> TASK STATEMENT
Which lines below hold the word "page"? Report each one.

> DATA
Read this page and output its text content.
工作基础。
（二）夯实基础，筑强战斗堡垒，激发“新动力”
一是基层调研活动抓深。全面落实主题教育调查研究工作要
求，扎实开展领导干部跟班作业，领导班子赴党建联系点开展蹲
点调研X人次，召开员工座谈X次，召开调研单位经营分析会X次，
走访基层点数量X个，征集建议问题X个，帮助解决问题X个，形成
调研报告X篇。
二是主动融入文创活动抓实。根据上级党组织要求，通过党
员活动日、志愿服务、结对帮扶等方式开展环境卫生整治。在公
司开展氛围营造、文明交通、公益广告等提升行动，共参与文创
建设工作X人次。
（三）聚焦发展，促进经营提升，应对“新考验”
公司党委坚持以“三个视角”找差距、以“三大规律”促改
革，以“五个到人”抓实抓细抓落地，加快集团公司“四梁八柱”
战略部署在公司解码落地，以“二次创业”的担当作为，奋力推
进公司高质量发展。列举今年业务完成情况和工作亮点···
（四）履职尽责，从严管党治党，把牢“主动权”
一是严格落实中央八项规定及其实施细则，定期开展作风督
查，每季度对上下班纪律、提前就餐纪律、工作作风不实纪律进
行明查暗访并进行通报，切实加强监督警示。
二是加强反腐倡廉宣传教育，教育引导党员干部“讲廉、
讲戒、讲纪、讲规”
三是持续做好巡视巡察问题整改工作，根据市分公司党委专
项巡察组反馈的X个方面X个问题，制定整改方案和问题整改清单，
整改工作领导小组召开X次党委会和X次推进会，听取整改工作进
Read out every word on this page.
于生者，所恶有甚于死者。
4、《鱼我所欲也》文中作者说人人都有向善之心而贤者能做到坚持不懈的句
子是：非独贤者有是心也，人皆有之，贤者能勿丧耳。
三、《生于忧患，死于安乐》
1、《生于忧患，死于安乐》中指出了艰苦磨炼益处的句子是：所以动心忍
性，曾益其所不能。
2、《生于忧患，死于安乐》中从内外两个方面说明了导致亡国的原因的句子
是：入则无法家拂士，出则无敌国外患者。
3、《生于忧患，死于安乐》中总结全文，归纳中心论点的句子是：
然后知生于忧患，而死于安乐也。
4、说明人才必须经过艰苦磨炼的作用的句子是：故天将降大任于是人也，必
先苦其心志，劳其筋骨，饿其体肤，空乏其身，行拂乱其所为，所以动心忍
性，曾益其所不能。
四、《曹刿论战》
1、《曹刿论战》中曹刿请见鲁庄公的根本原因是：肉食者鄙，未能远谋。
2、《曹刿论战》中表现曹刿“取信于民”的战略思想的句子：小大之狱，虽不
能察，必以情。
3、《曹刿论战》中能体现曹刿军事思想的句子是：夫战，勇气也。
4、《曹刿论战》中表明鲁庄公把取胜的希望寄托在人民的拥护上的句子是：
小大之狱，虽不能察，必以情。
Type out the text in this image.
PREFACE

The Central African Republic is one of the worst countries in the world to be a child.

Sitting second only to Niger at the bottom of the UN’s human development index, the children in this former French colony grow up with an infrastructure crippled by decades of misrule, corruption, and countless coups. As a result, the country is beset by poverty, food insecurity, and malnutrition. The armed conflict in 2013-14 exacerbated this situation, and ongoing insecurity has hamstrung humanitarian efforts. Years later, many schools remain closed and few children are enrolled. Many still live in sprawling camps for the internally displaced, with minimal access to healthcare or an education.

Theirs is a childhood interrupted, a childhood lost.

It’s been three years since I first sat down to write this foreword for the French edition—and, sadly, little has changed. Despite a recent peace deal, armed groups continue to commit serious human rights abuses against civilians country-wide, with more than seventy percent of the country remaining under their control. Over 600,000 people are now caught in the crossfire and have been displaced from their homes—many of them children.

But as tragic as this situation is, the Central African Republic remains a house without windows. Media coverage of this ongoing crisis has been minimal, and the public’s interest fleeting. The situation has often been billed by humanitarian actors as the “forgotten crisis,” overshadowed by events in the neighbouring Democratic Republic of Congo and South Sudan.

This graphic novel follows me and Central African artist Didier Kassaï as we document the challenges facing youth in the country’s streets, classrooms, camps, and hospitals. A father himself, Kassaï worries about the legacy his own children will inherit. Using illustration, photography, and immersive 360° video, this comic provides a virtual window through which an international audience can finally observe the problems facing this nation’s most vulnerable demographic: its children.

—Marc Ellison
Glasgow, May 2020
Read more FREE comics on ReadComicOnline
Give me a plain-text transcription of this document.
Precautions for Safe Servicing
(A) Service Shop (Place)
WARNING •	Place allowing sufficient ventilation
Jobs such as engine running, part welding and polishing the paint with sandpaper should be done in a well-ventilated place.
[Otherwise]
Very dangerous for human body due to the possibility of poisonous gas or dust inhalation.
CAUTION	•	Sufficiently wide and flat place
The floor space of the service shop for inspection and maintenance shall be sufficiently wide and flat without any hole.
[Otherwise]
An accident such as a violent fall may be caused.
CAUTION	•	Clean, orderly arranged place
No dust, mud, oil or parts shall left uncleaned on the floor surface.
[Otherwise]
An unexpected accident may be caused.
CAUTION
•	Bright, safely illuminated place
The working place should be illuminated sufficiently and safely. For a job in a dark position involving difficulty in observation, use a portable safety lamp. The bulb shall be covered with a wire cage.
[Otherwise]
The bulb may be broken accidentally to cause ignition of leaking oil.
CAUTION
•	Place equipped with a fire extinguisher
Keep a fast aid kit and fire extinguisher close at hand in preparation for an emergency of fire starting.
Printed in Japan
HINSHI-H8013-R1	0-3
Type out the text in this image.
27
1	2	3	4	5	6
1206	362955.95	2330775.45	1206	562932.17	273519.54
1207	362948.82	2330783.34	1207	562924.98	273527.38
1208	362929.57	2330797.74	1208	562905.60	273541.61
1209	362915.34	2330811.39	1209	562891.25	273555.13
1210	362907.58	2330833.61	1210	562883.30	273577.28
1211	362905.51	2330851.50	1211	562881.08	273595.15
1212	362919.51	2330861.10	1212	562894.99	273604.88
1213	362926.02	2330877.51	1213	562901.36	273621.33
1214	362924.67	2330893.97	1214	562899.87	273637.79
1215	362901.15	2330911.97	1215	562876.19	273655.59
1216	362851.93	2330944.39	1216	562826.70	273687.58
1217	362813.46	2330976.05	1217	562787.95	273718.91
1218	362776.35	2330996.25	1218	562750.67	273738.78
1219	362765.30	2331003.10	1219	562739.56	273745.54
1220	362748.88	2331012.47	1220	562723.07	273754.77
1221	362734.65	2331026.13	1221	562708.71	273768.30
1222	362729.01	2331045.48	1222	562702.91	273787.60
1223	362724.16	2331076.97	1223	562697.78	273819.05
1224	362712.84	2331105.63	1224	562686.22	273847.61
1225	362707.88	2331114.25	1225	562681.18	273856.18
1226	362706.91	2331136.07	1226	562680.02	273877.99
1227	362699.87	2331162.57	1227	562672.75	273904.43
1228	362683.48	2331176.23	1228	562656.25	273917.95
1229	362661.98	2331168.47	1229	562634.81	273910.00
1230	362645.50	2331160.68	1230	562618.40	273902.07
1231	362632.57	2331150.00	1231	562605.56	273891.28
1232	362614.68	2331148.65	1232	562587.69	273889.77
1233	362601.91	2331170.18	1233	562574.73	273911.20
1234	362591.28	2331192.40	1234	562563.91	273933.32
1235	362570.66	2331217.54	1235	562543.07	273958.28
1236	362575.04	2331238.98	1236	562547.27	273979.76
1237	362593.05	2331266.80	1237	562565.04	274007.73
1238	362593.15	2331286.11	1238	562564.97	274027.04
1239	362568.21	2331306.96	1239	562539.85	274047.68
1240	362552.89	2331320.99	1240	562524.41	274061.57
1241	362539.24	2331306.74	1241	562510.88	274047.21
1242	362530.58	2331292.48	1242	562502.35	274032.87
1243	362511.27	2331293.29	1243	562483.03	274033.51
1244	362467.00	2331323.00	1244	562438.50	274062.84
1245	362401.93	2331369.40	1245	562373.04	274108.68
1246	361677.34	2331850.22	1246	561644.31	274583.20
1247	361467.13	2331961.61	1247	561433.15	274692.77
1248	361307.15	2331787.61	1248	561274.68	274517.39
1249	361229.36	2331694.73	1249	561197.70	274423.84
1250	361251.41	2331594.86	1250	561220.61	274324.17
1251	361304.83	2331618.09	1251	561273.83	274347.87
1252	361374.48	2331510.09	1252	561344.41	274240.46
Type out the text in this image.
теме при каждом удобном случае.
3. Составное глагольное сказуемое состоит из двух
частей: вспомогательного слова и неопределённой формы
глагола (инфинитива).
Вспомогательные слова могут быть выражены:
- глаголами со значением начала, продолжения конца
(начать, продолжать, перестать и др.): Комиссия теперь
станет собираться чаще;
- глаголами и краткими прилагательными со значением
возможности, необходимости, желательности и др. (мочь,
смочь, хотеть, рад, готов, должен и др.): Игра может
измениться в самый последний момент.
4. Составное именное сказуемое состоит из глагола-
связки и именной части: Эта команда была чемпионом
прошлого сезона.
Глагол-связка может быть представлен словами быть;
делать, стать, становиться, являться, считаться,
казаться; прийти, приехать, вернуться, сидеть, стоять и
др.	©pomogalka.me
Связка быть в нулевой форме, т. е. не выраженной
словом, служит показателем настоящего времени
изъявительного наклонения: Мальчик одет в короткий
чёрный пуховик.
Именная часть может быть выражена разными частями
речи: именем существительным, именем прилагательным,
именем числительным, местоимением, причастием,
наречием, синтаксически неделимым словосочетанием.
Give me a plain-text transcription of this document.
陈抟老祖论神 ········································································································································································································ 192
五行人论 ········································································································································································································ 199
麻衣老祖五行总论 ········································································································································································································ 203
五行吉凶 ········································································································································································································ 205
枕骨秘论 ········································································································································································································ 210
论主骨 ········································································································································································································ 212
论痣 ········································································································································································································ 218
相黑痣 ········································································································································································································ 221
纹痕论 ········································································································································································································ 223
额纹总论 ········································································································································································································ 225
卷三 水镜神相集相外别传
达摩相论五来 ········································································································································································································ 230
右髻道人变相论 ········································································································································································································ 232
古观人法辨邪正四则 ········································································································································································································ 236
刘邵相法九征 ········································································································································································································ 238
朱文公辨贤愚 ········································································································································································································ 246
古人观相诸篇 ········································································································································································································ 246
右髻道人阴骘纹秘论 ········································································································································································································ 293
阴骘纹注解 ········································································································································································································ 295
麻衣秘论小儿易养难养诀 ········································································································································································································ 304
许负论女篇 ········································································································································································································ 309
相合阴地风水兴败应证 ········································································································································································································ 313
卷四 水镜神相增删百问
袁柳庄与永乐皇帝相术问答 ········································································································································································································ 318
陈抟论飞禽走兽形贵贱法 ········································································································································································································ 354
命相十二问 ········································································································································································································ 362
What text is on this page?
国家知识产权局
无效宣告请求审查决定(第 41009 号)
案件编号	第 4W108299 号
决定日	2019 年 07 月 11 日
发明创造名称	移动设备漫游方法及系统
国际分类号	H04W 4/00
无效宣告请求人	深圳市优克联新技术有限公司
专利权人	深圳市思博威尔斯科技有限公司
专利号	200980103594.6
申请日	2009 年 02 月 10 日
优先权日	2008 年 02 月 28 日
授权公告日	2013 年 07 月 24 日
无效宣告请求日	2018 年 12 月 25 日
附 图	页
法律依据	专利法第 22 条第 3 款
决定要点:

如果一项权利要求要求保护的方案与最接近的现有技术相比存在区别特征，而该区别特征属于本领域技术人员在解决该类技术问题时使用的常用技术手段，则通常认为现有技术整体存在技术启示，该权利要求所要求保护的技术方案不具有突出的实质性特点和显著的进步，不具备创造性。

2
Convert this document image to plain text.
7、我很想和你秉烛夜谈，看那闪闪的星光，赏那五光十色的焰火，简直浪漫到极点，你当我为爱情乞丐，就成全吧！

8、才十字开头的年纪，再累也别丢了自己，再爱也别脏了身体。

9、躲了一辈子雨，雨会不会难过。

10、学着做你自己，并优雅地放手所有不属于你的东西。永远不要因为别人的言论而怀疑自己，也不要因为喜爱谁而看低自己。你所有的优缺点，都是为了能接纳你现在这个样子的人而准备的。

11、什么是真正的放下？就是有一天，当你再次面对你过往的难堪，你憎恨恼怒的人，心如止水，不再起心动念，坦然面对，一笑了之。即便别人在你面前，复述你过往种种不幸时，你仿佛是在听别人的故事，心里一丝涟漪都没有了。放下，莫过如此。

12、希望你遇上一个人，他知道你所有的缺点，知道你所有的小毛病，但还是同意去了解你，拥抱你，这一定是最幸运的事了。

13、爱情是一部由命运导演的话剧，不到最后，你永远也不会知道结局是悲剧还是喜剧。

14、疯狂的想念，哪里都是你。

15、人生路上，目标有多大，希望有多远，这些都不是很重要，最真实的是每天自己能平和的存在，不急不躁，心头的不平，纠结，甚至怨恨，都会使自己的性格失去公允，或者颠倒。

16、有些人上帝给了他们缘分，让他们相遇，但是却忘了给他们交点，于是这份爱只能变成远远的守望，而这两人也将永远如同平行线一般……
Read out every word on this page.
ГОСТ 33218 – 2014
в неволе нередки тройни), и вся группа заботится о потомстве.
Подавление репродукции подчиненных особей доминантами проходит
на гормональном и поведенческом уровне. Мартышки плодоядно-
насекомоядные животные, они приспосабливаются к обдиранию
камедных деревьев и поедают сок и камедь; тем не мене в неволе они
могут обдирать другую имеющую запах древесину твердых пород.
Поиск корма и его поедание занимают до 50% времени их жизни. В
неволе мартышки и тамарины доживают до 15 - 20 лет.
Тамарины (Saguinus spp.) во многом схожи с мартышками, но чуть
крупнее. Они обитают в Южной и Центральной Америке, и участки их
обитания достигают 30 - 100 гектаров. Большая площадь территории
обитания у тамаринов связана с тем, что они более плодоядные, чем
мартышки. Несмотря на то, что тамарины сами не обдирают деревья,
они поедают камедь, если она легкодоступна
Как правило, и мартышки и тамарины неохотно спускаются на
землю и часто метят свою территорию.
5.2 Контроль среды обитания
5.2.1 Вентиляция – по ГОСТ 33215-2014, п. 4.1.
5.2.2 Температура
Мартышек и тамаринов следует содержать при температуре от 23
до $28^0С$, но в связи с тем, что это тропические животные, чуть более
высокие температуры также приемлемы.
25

> EXPECTED ANSWER
Read this page and output its text content.
Read out every word on this page.
What text is on this page?
Read out every word on this page.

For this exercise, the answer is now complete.